◆ JOB ◆
In full and without alteration, give the listing again.

(Chart and figure data)
»»

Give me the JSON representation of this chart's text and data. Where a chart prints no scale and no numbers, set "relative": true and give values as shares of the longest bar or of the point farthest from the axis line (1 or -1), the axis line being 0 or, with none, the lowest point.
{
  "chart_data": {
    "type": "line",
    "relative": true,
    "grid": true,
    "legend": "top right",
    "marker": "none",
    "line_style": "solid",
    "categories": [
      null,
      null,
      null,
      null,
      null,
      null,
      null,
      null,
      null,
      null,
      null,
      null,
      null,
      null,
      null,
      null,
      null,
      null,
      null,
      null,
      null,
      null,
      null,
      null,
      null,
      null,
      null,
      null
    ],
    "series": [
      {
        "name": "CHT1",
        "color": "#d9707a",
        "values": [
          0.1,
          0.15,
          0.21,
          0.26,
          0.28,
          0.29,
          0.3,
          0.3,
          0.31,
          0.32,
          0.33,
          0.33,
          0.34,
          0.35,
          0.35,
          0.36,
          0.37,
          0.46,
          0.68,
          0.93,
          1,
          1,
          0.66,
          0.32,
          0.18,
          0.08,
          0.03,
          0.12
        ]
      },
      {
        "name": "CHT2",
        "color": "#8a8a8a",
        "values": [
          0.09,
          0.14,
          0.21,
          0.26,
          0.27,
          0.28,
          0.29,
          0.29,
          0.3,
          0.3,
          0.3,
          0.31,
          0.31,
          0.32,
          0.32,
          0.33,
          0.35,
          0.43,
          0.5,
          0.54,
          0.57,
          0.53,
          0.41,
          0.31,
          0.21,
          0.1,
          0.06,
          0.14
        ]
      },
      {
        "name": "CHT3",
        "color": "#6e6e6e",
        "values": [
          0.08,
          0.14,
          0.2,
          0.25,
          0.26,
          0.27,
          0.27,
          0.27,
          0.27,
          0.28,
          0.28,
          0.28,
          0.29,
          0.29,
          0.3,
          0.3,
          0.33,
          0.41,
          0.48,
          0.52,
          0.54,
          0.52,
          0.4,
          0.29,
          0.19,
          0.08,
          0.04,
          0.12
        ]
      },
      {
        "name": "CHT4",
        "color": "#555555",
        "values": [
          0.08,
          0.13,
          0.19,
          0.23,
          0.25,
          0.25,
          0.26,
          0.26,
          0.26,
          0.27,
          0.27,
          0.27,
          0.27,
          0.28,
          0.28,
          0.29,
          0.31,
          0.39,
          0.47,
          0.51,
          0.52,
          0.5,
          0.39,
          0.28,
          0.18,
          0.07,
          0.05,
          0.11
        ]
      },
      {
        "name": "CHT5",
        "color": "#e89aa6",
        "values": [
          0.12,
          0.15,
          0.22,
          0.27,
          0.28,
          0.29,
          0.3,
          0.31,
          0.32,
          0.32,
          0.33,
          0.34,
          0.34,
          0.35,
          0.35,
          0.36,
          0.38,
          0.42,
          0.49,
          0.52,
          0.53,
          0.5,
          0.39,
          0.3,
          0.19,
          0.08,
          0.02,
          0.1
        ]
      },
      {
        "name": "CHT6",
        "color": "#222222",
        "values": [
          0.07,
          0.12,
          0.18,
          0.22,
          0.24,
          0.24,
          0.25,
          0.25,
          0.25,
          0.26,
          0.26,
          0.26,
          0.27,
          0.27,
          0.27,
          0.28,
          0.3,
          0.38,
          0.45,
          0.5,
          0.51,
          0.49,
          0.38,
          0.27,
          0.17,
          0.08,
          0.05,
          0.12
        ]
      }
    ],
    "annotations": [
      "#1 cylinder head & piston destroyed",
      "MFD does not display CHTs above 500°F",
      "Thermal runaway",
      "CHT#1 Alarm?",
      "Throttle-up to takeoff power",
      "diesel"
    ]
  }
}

««

◆ RESULT ◆
Give me the JSON representation of this chart's text and data. Where a chart prints no scale and no numbers, set "relative": true and give values as shares of the longest bar or of the point farthest from the axis line (1 or -1), the axis line being 0 or, with none, the lowest point.
{
  "chart_data": {
    "type": "line",
    "relative": true,
    "grid": true,
    "legend": "top right",
    "marker": "none",
    "line_style": "solid",
    "categories": [
      null,
      null,
      null,
      null,
      null,
      null,
      null,
      null,
      null,
      null,
      null,
      null,
      null,
      null,
      null,
      null,
      null,
      null,
      null,
      null,
      null,
      null,
      null,
      null,
      null,
      null,
      null,
      null
    ],
    "series": [
      {
        "name": "CHT1",
        "color": "#d9707a",
        "values": [
          0.1,
          0.15,
          0.21,
          0.26,
          0.28,
          0.29,
          0.3,
          0.3,
          0.31,
          0.32,
          0.33,
          0.33,
          0.34,
          0.35,
          0.35,
          0.36,
          0.37,
          0.46,
          0.68,
          0.93,
          1,
          1,
          0.66,
          0.32,
          0.18,
          0.08,
          0.03,
          0.12
        ]
      },
      {
        "name": "CHT2",
        "color": "#8a8a8a",
        "values": [
          0.09,
          0.14,
          0.21,
          0.26,
          0.27,
          0.28,
          0.29,
          0.29,
          0.3,
          0.3,
          0.3,
          0.31,
          0.31,
          0.32,
          0.32,
          0.33,
          0.35,
          0.43,
          0.5,
          0.54,
          0.57,
          0.53,
          0.41,
          0.31,
          0.21,
          0.1,
          0.06,
          0.14
        ]
      },
      {
        "name": "CHT3",
        "color": "#6e6e6e",
        "values": [
          0.08,
          0.14,
          0.2,
          0.25,
          0.26,
          0.27,
          0.27,
          0.27,
          0.27,
          0.28,
          0.28,
          0.28,
          0.29,
          0.29,
          0.3,
          0.3,
          0.33,
          0.41,
          0.48,
          0.52,
          0.54,
          0.52,
          0.4,
          0.29,
          0.19,
          0.08,
          0.04,
          0.12
        ]
      },
      {
        "name": "CHT4",
        "color": "#555555",
        "values": [
          0.08,
          0.13,
          0.19,
          0.23,
          0.25,
          0.25,
          0.26,
          0.26,
          0.26,
          0.27,
          0.27,
          0.27,
          0.27,
          0.28,
          0.28,
          0.29,
          0.31,
          0.39,
          0.47,
          0.51,
          0.52,
          0.5,
          0.39,
          0.28,
          0.18,
          0.07,
          0.05,
          0.11
        ]
      },
      {
        "name": "CHT5",
        "color": "#e89aa6",
        "values": [
          0.12,
          0.15,
          0.22,
          0.27,
          0.28,
          0.29,
          0.3,
          0.31,
          0.32,
          0.32,
          0.33,
          0.34,
          0.34,
          0.35,
          0.35,
          0.36,
          0.38,
          0.42,
          0.49,
          0.52,
          0.53,
          0.5,
          0.39,
          0.3,
          0.19,
          0.08,
          0.02,
          0.1
        ]
      },
      {
        "name": "CHT6",
        "color": "#222222",
        "values": [
          0.07,
          0.12,
          0.18,
          0.22,
          0.24,
          0.24,
          0.25,
          0.25,
          0.25,
          0.26,
          0.26,
          0.26,
          0.27,
          0.27,
          0.27,
          0.28,
          0.3,
          0.38,
          0.45,
          0.5,
          0.51,
          0.49,
          0.38,
          0.27,
          0.17,
          0.08,
          0.05,
          0.12
        ]
      }
    ],
    "annotations": [
      "#1 cylinder head & piston destroyed",
      "MFD does not display CHTs above 500°F",
      "Thermal runaway",
      "CHT#1 Alarm?",
      "Throttle-up to takeoff power",
      "diesel"
    ]
  }
}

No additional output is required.